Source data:
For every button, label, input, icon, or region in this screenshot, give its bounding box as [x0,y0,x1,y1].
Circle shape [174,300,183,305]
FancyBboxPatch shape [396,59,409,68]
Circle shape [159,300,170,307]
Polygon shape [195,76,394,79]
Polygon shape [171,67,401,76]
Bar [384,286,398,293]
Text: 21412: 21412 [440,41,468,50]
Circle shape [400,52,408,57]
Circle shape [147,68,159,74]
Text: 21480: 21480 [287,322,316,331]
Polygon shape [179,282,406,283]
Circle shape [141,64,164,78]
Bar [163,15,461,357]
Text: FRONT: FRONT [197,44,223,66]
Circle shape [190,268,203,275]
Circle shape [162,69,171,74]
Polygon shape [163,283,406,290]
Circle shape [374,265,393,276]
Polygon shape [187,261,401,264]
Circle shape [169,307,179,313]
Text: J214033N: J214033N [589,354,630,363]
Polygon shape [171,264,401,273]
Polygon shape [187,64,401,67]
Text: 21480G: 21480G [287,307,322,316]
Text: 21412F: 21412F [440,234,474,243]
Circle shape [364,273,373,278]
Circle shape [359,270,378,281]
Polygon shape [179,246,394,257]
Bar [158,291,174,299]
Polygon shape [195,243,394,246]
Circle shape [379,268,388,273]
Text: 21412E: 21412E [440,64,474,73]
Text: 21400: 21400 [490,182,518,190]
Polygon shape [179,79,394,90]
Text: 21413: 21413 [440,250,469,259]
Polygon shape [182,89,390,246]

Task goal
Locate each line in the entries above that contains the string "Polygon" and copy every such line in full.

Exercise response
Polygon shape [195,76,394,79]
Polygon shape [171,67,401,76]
Polygon shape [179,282,406,283]
Polygon shape [163,283,406,290]
Polygon shape [187,261,401,264]
Polygon shape [171,264,401,273]
Polygon shape [187,64,401,67]
Polygon shape [179,246,394,257]
Polygon shape [195,243,394,246]
Polygon shape [179,79,394,90]
Polygon shape [182,89,390,246]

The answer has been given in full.